TASK TO CARRY OUT »
Write out every entry precisely as given, leaving the pictures out.

DATASET RECORDS »

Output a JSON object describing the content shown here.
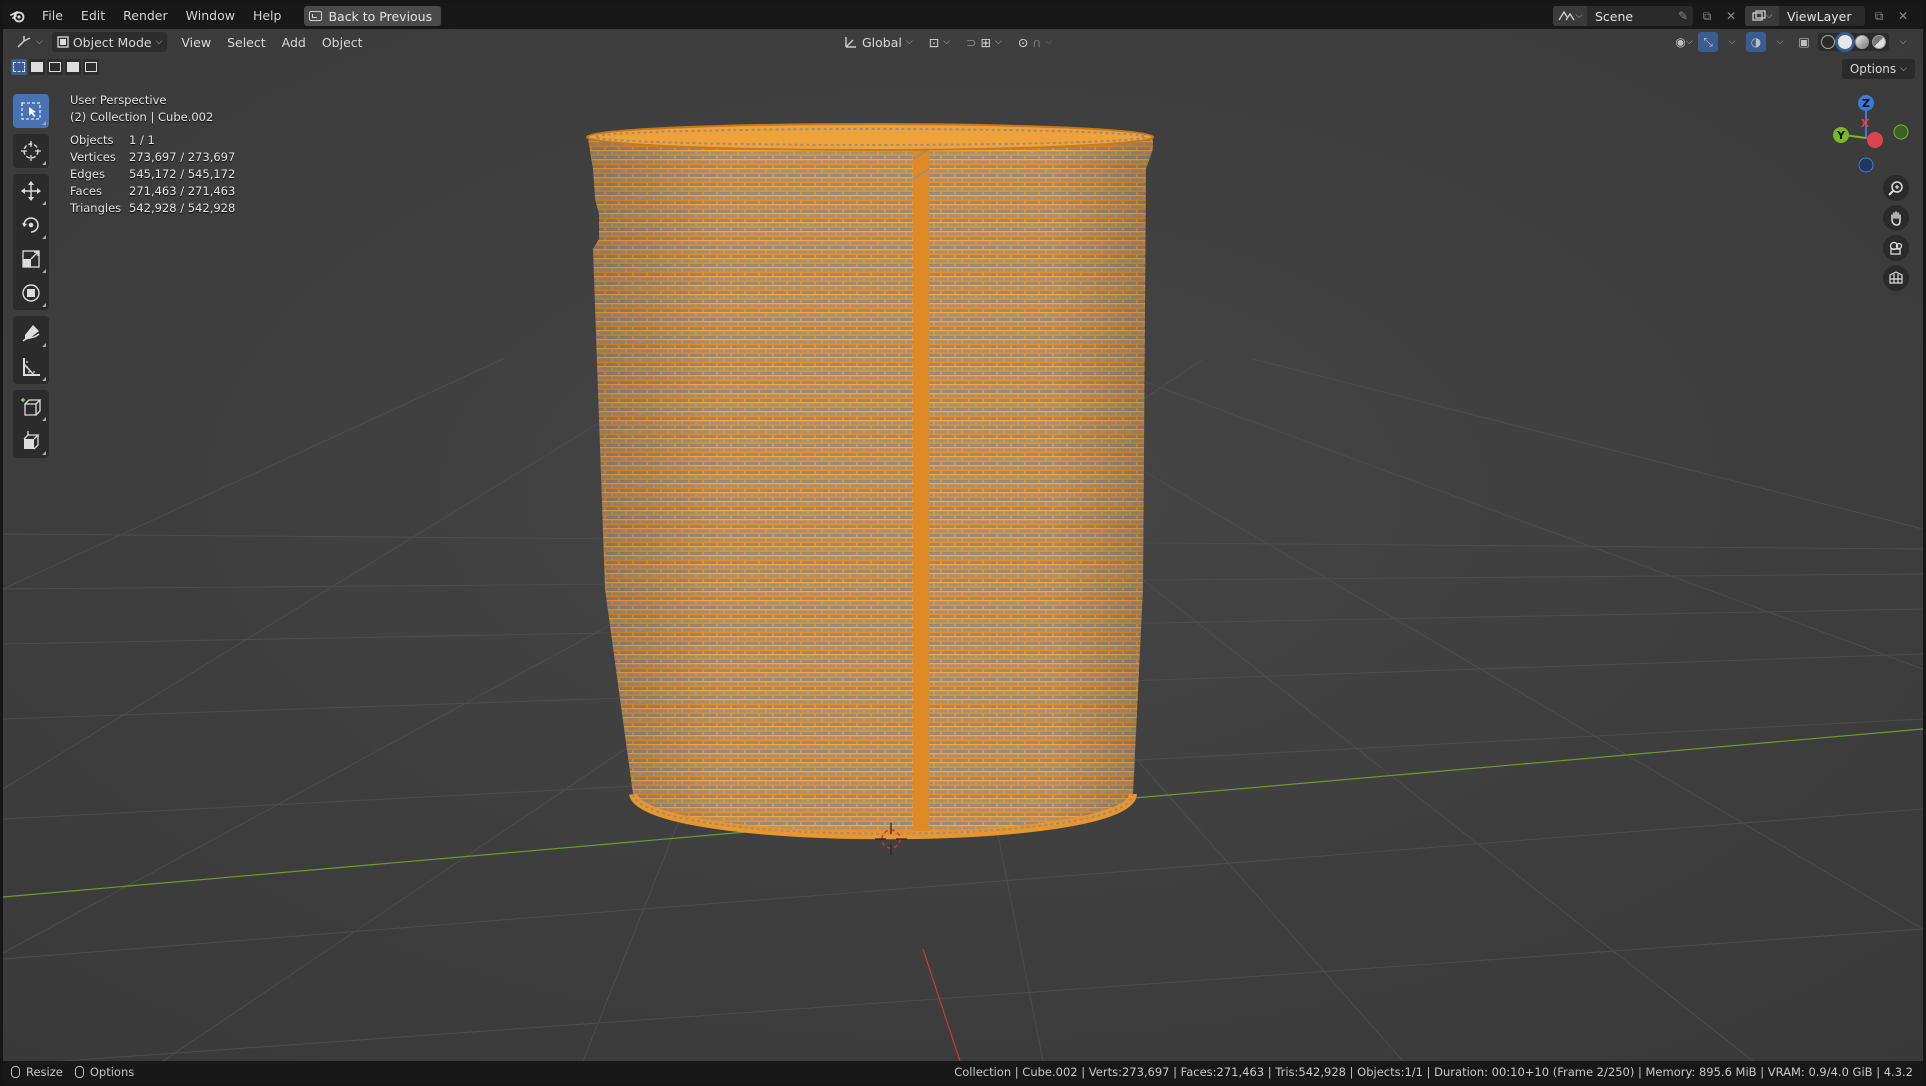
{
  "menubar": {
    "items": [
      "File",
      "Edit",
      "Render",
      "Window",
      "Help"
    ],
    "back_button": "Back to Previous",
    "scene": "Scene",
    "view_layer": "ViewLayer"
  },
  "viewport_header": {
    "mode": "Object Mode",
    "menus": [
      "View",
      "Select",
      "Add",
      "Object"
    ],
    "orientation": "Global",
    "options": "Options"
  },
  "overlay": {
    "perspective": "User Perspective",
    "collection": "(2) Collection | Cube.002",
    "stats": [
      {
        "label": "Objects",
        "value": "1 / 1"
      },
      {
        "label": "Vertices",
        "value": "273,697 / 273,697"
      },
      {
        "label": "Edges",
        "value": "545,172 / 545,172"
      },
      {
        "label": "Faces",
        "value": "271,463 / 271,463"
      },
      {
        "label": "Triangles",
        "value": "542,928 / 542,928"
      }
    ]
  },
  "gizmo": {
    "z": "Z",
    "y": "Y",
    "x": "X"
  },
  "statusbar": {
    "left_action": "Resize",
    "left_options": "Options",
    "info": "Collection | Cube.002 | Verts:273,697 | Faces:271,463 | Tris:542,928 | Objects:1/1 | Duration: 00:10+10 (Frame 2/250) | Memory: 895.6 MiB | VRAM: 0.9/4.0 GiB | 4.3.2"
  },
  "colors": {
    "selection_orange": "#f59e2d",
    "active_blue": "#4772b3",
    "axis_x_red": "#c83a3a",
    "axis_y_green": "#6a9e2a",
    "grid": "#4a4a4a",
    "background": "#3d3d3d"
  }
}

RESPONSE FOR THIS EXERCISE »
Output a JSON object describing the content shown here.
{
  "menubar": {
    "items": [
      "File",
      "Edit",
      "Render",
      "Window",
      "Help"
    ],
    "back_button": "Back to Previous",
    "scene": "Scene",
    "view_layer": "ViewLayer"
  },
  "viewport_header": {
    "mode": "Object Mode",
    "menus": [
      "View",
      "Select",
      "Add",
      "Object"
    ],
    "orientation": "Global",
    "options": "Options"
  },
  "overlay": {
    "perspective": "User Perspective",
    "collection": "(2) Collection | Cube.002",
    "stats": [
      {
        "label": "Objects",
        "value": "1 / 1"
      },
      {
        "label": "Vertices",
        "value": "273,697 / 273,697"
      },
      {
        "label": "Edges",
        "value": "545,172 / 545,172"
      },
      {
        "label": "Faces",
        "value": "271,463 / 271,463"
      },
      {
        "label": "Triangles",
        "value": "542,928 / 542,928"
      }
    ]
  },
  "gizmo": {
    "z": "Z",
    "y": "Y",
    "x": "X"
  },
  "statusbar": {
    "left_action": "Resize",
    "left_options": "Options",
    "info": "Collection | Cube.002 | Verts:273,697 | Faces:271,463 | Tris:542,928 | Objects:1/1 | Duration: 00:10+10 (Frame 2/250) | Memory: 895.6 MiB | VRAM: 0.9/4.0 GiB | 4.3.2"
  },
  "colors": {
    "selection_orange": "#f59e2d",
    "active_blue": "#4772b3",
    "axis_x_red": "#c83a3a",
    "axis_y_green": "#6a9e2a",
    "grid": "#4a4a4a",
    "background": "#3d3d3d"
  }
}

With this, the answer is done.